Omit the pictures, please, and give each record below again exactly.

* * * * *

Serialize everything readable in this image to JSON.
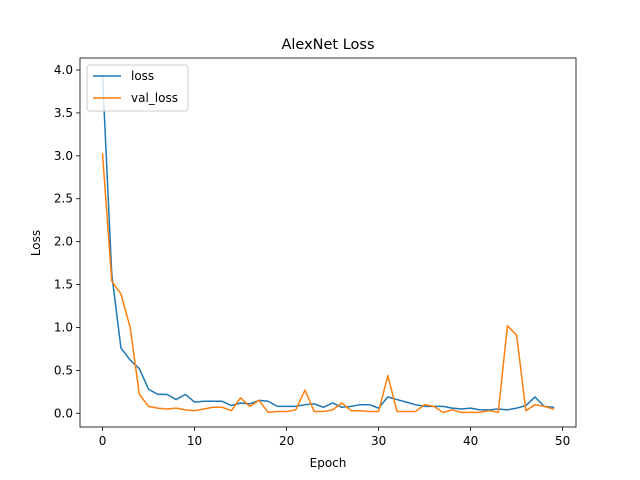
{
  "chart_data": {
    "type": "line",
    "title": "AlexNet Loss",
    "xlabel": "Epoch",
    "ylabel": "Loss",
    "xlim": [
      -2.45,
      51.45
    ],
    "ylim": [
      -0.16,
      4.14
    ],
    "xticks": [
      0,
      10,
      20,
      30,
      40,
      50
    ],
    "yticks": [
      0.0,
      0.5,
      1.0,
      1.5,
      2.0,
      2.5,
      3.0,
      3.5,
      4.0
    ],
    "grid": false,
    "legend_position": "top-left",
    "x": [
      0,
      1,
      2,
      3,
      4,
      5,
      6,
      7,
      8,
      9,
      10,
      11,
      12,
      13,
      14,
      15,
      16,
      17,
      18,
      19,
      20,
      21,
      22,
      23,
      24,
      25,
      26,
      27,
      28,
      29,
      30,
      31,
      32,
      33,
      34,
      35,
      36,
      37,
      38,
      39,
      40,
      41,
      42,
      43,
      44,
      45,
      46,
      47,
      48,
      49
    ],
    "series": [
      {
        "name": "loss",
        "color": "#1f77b4",
        "values": [
          3.93,
          1.62,
          0.76,
          0.62,
          0.52,
          0.28,
          0.22,
          0.22,
          0.16,
          0.22,
          0.13,
          0.14,
          0.14,
          0.14,
          0.09,
          0.12,
          0.11,
          0.15,
          0.14,
          0.08,
          0.08,
          0.08,
          0.1,
          0.11,
          0.07,
          0.12,
          0.07,
          0.08,
          0.1,
          0.1,
          0.06,
          0.19,
          0.16,
          0.13,
          0.1,
          0.08,
          0.08,
          0.08,
          0.06,
          0.05,
          0.06,
          0.04,
          0.04,
          0.05,
          0.04,
          0.06,
          0.09,
          0.19,
          0.08,
          0.07
        ]
      },
      {
        "name": "val_loss",
        "color": "#ff7f0e",
        "values": [
          3.02,
          1.54,
          1.39,
          1.0,
          0.22,
          0.08,
          0.06,
          0.05,
          0.06,
          0.04,
          0.03,
          0.05,
          0.07,
          0.07,
          0.03,
          0.18,
          0.08,
          0.15,
          0.01,
          0.02,
          0.02,
          0.04,
          0.27,
          0.02,
          0.02,
          0.04,
          0.12,
          0.03,
          0.03,
          0.02,
          0.02,
          0.44,
          0.02,
          0.02,
          0.02,
          0.1,
          0.08,
          0.01,
          0.04,
          0.01,
          0.01,
          0.01,
          0.03,
          0.01,
          1.02,
          0.91,
          0.03,
          0.1,
          0.08,
          0.05
        ]
      }
    ]
  }
}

* * * * *

_FULL SOLUTION_.
Serialize everything readable in this image to JSON.
{
  "chart_data": {
    "type": "line",
    "title": "AlexNet Loss",
    "xlabel": "Epoch",
    "ylabel": "Loss",
    "xlim": [
      -2.45,
      51.45
    ],
    "ylim": [
      -0.16,
      4.14
    ],
    "xticks": [
      0,
      10,
      20,
      30,
      40,
      50
    ],
    "yticks": [
      0.0,
      0.5,
      1.0,
      1.5,
      2.0,
      2.5,
      3.0,
      3.5,
      4.0
    ],
    "grid": false,
    "legend_position": "top-left",
    "x": [
      0,
      1,
      2,
      3,
      4,
      5,
      6,
      7,
      8,
      9,
      10,
      11,
      12,
      13,
      14,
      15,
      16,
      17,
      18,
      19,
      20,
      21,
      22,
      23,
      24,
      25,
      26,
      27,
      28,
      29,
      30,
      31,
      32,
      33,
      34,
      35,
      36,
      37,
      38,
      39,
      40,
      41,
      42,
      43,
      44,
      45,
      46,
      47,
      48,
      49
    ],
    "series": [
      {
        "name": "loss",
        "color": "#1f77b4",
        "values": [
          3.93,
          1.62,
          0.76,
          0.62,
          0.52,
          0.28,
          0.22,
          0.22,
          0.16,
          0.22,
          0.13,
          0.14,
          0.14,
          0.14,
          0.09,
          0.12,
          0.11,
          0.15,
          0.14,
          0.08,
          0.08,
          0.08,
          0.1,
          0.11,
          0.07,
          0.12,
          0.07,
          0.08,
          0.1,
          0.1,
          0.06,
          0.19,
          0.16,
          0.13,
          0.1,
          0.08,
          0.08,
          0.08,
          0.06,
          0.05,
          0.06,
          0.04,
          0.04,
          0.05,
          0.04,
          0.06,
          0.09,
          0.19,
          0.08,
          0.07
        ]
      },
      {
        "name": "val_loss",
        "color": "#ff7f0e",
        "values": [
          3.02,
          1.54,
          1.39,
          1.0,
          0.22,
          0.08,
          0.06,
          0.05,
          0.06,
          0.04,
          0.03,
          0.05,
          0.07,
          0.07,
          0.03,
          0.18,
          0.08,
          0.15,
          0.01,
          0.02,
          0.02,
          0.04,
          0.27,
          0.02,
          0.02,
          0.04,
          0.12,
          0.03,
          0.03,
          0.02,
          0.02,
          0.44,
          0.02,
          0.02,
          0.02,
          0.1,
          0.08,
          0.01,
          0.04,
          0.01,
          0.01,
          0.01,
          0.03,
          0.01,
          1.02,
          0.91,
          0.03,
          0.1,
          0.08,
          0.05
        ]
      }
    ]
  }
}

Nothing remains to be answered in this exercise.